* Do this *
Every entry here needs to be repeated exactly.

* Supplied material *
= = =

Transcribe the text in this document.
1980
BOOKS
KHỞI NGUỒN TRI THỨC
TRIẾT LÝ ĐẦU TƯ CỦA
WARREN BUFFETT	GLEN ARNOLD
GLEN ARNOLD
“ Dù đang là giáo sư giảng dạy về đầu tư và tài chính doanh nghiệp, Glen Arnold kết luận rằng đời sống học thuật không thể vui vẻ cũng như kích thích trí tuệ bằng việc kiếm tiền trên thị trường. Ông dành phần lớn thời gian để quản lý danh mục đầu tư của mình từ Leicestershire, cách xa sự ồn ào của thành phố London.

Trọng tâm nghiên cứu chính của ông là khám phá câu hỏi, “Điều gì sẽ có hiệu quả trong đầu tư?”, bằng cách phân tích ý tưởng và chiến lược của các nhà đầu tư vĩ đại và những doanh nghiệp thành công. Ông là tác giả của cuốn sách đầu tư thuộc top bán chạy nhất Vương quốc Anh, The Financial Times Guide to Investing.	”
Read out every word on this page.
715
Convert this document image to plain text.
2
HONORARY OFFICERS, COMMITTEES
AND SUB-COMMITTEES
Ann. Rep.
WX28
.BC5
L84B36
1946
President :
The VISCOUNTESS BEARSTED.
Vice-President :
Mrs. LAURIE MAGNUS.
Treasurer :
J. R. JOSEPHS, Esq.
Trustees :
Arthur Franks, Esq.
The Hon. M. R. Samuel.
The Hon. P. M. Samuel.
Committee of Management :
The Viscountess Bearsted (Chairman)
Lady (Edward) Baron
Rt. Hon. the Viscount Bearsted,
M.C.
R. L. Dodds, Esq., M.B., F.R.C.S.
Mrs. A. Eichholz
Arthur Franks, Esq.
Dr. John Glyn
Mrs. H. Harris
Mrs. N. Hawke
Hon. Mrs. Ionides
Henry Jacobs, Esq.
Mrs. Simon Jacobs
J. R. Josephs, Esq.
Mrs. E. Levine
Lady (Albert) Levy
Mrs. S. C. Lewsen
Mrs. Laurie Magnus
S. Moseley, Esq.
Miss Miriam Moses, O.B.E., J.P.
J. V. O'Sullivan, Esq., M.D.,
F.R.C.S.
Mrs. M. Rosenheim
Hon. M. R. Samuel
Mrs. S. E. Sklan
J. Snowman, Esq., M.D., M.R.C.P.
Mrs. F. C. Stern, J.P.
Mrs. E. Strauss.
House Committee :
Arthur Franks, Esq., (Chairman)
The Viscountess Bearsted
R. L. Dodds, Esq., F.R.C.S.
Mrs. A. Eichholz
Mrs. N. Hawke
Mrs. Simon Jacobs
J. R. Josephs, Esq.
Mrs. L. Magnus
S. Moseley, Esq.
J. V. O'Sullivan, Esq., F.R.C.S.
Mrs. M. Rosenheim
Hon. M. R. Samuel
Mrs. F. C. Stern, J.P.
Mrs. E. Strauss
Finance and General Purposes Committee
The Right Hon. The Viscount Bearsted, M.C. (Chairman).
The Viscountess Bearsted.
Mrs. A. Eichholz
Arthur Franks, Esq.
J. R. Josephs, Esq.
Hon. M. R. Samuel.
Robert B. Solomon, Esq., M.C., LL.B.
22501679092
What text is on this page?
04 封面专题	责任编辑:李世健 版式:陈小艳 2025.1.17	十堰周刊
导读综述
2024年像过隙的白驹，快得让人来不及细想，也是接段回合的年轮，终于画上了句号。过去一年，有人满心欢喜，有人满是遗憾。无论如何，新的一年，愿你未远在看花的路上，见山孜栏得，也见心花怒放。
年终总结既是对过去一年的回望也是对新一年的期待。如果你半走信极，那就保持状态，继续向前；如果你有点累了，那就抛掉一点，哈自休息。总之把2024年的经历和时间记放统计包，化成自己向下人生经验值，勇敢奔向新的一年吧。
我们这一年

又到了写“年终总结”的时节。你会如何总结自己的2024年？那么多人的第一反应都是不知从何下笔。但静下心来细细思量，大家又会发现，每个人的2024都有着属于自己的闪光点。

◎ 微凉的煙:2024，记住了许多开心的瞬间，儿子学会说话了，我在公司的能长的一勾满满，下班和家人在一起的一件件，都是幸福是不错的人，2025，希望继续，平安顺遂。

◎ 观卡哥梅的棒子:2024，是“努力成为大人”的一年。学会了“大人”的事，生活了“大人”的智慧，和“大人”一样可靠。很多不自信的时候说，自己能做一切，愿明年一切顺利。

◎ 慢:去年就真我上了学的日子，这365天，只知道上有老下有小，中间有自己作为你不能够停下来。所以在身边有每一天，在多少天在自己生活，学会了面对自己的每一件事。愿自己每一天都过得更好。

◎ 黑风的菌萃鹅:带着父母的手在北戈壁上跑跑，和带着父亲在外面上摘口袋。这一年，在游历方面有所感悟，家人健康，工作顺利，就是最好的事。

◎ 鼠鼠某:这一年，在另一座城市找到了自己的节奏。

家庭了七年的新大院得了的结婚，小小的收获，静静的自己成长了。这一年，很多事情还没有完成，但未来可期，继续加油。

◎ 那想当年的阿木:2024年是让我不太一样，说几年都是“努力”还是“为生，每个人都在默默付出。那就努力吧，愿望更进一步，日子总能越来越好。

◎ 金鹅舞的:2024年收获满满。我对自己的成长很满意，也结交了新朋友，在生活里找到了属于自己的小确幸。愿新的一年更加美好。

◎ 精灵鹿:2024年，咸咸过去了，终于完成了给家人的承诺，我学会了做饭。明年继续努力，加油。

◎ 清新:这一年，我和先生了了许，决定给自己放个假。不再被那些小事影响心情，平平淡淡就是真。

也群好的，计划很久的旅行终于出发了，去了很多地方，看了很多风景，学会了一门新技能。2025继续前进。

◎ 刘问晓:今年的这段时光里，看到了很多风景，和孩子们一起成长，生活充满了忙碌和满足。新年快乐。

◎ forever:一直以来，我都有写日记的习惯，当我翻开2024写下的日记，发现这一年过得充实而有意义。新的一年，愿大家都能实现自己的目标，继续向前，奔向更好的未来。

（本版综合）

= = =

* Solution for this task *
Transcribe the text in this document.
1980
BOOKS
KHỞI NGUỒN TRI THỨC
TRIẾT LÝ ĐẦU TƯ CỦA
WARREN BUFFETT	GLEN ARNOLD
GLEN ARNOLD
“ Dù đang là giáo sư giảng dạy về đầu tư và tài chính doanh nghiệp, Glen Arnold kết luận rằng đời sống học thuật không thể vui vẻ cũng như kích thích trí tuệ bằng việc kiếm tiền trên thị trường. Ông dành phần lớn thời gian để quản lý danh mục đầu tư của mình từ Leicestershire, cách xa sự ồn ào của thành phố London.

Trọng tâm nghiên cứu chính của ông là khám phá câu hỏi, “Điều gì sẽ có hiệu quả trong đầu tư?”, bằng cách phân tích ý tưởng và chiến lược của các nhà đầu tư vĩ đại và những doanh nghiệp thành công. Ông là tác giả của cuốn sách đầu tư thuộc top bán chạy nhất Vương quốc Anh, The Financial Times Guide to Investing.	”
Read out every word on this page.
715
Convert this document image to plain text.
2
HONORARY OFFICERS, COMMITTEES
AND SUB-COMMITTEES
Ann. Rep.
WX28
.BC5
L84B36
1946
President :
The VISCOUNTESS BEARSTED.
Vice-President :
Mrs. LAURIE MAGNUS.
Treasurer :
J. R. JOSEPHS, Esq.
Trustees :
Arthur Franks, Esq.
The Hon. M. R. Samuel.
The Hon. P. M. Samuel.
Committee of Management :
The Viscountess Bearsted (Chairman)
Lady (Edward) Baron
Rt. Hon. the Viscount Bearsted,
M.C.
R. L. Dodds, Esq., M.B., F.R.C.S.
Mrs. A. Eichholz
Arthur Franks, Esq.
Dr. John Glyn
Mrs. H. Harris
Mrs. N. Hawke
Hon. Mrs. Ionides
Henry Jacobs, Esq.
Mrs. Simon Jacobs
J. R. Josephs, Esq.
Mrs. E. Levine
Lady (Albert) Levy
Mrs. S. C. Lewsen
Mrs. Laurie Magnus
S. Moseley, Esq.
Miss Miriam Moses, O.B.E., J.P.
J. V. O'Sullivan, Esq., M.D.,
F.R.C.S.
Mrs. M. Rosenheim
Hon. M. R. Samuel
Mrs. S. E. Sklan
J. Snowman, Esq., M.D., M.R.C.P.
Mrs. F. C. Stern, J.P.
Mrs. E. Strauss.
House Committee :
Arthur Franks, Esq., (Chairman)
The Viscountess Bearsted
R. L. Dodds, Esq., F.R.C.S.
Mrs. A. Eichholz
Mrs. N. Hawke
Mrs. Simon Jacobs
J. R. Josephs, Esq.
Mrs. L. Magnus
S. Moseley, Esq.
J. V. O'Sullivan, Esq., F.R.C.S.
Mrs. M. Rosenheim
Hon. M. R. Samuel
Mrs. F. C. Stern, J.P.
Mrs. E. Strauss
Finance and General Purposes Committee
The Right Hon. The Viscount Bearsted, M.C. (Chairman).
The Viscountess Bearsted.
Mrs. A. Eichholz
Arthur Franks, Esq.
J. R. Josephs, Esq.
Hon. M. R. Samuel.
Robert B. Solomon, Esq., M.C., LL.B.
22501679092
What text is on this page?
04 封面专题	责任编辑:李世健 版式:陈小艳 2025.1.17	十堰周刊
导读综述
2024年像过隙的白驹，快得让人来不及细想，也是接段回合的年轮，终于画上了句号。过去一年，有人满心欢喜，有人满是遗憾。无论如何，新的一年，愿你未远在看花的路上，见山孜栏得，也见心花怒放。
年终总结既是对过去一年的回望也是对新一年的期待。如果你半走信极，那就保持状态，继续向前；如果你有点累了，那就抛掉一点，哈自休息。总之把2024年的经历和时间记放统计包，化成自己向下人生经验值，勇敢奔向新的一年吧。
我们这一年

又到了写“年终总结”的时节。你会如何总结自己的2024年？那么多人的第一反应都是不知从何下笔。但静下心来细细思量，大家又会发现，每个人的2024都有着属于自己的闪光点。

◎ 微凉的煙:2024，记住了许多开心的瞬间，儿子学会说话了，我在公司的能长的一勾满满，下班和家人在一起的一件件，都是幸福是不错的人，2025，希望继续，平安顺遂。

◎ 观卡哥梅的棒子:2024，是“努力成为大人”的一年。学会了“大人”的事，生活了“大人”的智慧，和“大人”一样可靠。很多不自信的时候说，自己能做一切，愿明年一切顺利。

◎ 慢:去年就真我上了学的日子，这365天，只知道上有老下有小，中间有自己作为你不能够停下来。所以在身边有每一天，在多少天在自己生活，学会了面对自己的每一件事。愿自己每一天都过得更好。

◎ 黑风的菌萃鹅:带着父母的手在北戈壁上跑跑，和带着父亲在外面上摘口袋。这一年，在游历方面有所感悟，家人健康，工作顺利，就是最好的事。

◎ 鼠鼠某:这一年，在另一座城市找到了自己的节奏。

家庭了七年的新大院得了的结婚，小小的收获，静静的自己成长了。这一年，很多事情还没有完成，但未来可期，继续加油。

◎ 那想当年的阿木:2024年是让我不太一样，说几年都是“努力”还是“为生，每个人都在默默付出。那就努力吧，愿望更进一步，日子总能越来越好。

◎ 金鹅舞的:2024年收获满满。我对自己的成长很满意，也结交了新朋友，在生活里找到了属于自己的小确幸。愿新的一年更加美好。

◎ 精灵鹿:2024年，咸咸过去了，终于完成了给家人的承诺，我学会了做饭。明年继续努力，加油。

◎ 清新:这一年，我和先生了了许，决定给自己放个假。不再被那些小事影响心情，平平淡淡就是真。

也群好的，计划很久的旅行终于出发了，去了很多地方，看了很多风景，学会了一门新技能。2025继续前进。

◎ 刘问晓:今年的这段时光里，看到了很多风景，和孩子们一起成长，生活充满了忙碌和满足。新年快乐。

◎ forever:一直以来，我都有写日记的习惯，当我翻开2024写下的日记，发现这一年过得充实而有意义。新的一年，愿大家都能实现自己的目标，继续向前，奔向更好的未来。

（本版综合）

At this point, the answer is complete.